Your goal
Gather each line in the entries that includes the string "label".
>> start Given records
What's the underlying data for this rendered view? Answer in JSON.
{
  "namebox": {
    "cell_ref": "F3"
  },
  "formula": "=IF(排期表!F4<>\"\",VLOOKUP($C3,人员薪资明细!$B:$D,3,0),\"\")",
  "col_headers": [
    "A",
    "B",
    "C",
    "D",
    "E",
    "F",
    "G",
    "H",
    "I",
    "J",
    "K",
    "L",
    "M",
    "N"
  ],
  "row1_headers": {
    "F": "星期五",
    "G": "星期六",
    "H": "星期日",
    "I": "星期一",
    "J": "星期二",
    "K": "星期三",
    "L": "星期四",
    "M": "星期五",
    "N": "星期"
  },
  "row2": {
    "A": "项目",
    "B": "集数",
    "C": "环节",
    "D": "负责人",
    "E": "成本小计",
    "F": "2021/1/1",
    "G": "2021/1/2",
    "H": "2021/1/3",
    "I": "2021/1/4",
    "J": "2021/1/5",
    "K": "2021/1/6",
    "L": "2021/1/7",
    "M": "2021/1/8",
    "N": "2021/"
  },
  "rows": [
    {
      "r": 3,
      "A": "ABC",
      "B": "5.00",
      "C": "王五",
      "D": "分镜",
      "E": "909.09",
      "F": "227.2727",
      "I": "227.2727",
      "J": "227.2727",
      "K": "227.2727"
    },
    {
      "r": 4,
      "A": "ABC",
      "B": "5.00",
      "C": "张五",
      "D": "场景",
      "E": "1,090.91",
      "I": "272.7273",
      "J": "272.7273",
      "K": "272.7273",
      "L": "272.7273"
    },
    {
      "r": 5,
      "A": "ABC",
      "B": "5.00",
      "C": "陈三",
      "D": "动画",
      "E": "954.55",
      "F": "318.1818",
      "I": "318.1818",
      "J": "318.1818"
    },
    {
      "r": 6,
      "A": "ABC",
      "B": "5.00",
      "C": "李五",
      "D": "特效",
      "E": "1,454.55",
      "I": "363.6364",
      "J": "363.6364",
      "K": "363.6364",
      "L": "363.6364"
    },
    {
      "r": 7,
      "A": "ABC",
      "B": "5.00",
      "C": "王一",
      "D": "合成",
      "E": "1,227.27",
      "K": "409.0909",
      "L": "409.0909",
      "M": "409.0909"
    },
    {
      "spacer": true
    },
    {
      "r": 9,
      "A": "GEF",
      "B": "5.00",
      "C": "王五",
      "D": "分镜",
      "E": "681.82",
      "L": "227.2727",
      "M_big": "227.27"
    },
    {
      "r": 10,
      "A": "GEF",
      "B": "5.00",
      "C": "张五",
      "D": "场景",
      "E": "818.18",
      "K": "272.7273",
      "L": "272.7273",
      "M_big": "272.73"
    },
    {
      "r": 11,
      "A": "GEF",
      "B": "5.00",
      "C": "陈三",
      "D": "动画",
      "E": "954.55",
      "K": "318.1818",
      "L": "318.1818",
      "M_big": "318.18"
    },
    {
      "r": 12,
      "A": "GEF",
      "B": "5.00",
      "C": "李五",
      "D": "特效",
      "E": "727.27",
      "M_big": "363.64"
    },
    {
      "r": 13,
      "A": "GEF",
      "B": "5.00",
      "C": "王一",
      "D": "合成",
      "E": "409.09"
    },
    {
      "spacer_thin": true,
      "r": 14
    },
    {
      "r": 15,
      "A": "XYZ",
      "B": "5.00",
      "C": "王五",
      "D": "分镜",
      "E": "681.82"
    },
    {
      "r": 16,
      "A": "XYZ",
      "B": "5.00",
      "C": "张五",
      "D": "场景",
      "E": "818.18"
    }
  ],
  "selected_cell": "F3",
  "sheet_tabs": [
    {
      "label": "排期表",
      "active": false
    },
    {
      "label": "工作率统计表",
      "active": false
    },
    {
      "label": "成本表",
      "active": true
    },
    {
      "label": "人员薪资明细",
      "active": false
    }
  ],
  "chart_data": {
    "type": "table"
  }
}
>> end Given records
Complete output
      "label": "排期表",
      "label": "工作率统计表",
      "label": "成本表",
      "label": "人员薪资明细",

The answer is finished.